## Begin Data for this task

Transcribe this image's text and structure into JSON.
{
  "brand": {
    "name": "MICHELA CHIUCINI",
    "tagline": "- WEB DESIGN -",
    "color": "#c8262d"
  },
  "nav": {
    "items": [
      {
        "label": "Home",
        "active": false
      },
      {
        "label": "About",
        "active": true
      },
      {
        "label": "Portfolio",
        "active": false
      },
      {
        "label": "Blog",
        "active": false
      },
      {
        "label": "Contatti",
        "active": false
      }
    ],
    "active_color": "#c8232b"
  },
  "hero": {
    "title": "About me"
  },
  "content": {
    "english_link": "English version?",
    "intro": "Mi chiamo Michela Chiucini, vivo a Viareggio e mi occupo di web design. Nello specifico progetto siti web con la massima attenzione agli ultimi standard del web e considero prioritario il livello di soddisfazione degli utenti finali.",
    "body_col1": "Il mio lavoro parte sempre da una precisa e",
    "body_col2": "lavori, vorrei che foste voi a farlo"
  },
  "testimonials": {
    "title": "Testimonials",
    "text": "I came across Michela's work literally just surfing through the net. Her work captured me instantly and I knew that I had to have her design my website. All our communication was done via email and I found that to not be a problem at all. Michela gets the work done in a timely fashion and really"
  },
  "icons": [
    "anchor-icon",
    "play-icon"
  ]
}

## End Data for this task

• _Directions_: Write the data out again in full and exactly.

• _Task solution_:
Transcribe this image's text and structure into JSON.
{
  "brand": {
    "name": "MICHELA CHIUCINI",
    "tagline": "- WEB DESIGN -",
    "color": "#c8262d"
  },
  "nav": {
    "items": [
      {
        "label": "Home",
        "active": false
      },
      {
        "label": "About",
        "active": true
      },
      {
        "label": "Portfolio",
        "active": false
      },
      {
        "label": "Blog",
        "active": false
      },
      {
        "label": "Contatti",
        "active": false
      }
    ],
    "active_color": "#c8232b"
  },
  "hero": {
    "title": "About me"
  },
  "content": {
    "english_link": "English version?",
    "intro": "Mi chiamo Michela Chiucini, vivo a Viareggio e mi occupo di web design. Nello specifico progetto siti web con la massima attenzione agli ultimi standard del web e considero prioritario il livello di soddisfazione degli utenti finali.",
    "body_col1": "Il mio lavoro parte sempre da una precisa e",
    "body_col2": "lavori, vorrei che foste voi a farlo"
  },
  "testimonials": {
    "title": "Testimonials",
    "text": "I came across Michela's work literally just surfing through the net. Her work captured me instantly and I knew that I had to have her design my website. All our communication was done via email and I found that to not be a problem at all. Michela gets the work done in a timely fashion and really"
  },
  "icons": [
    "anchor-icon",
    "play-icon"
  ]
}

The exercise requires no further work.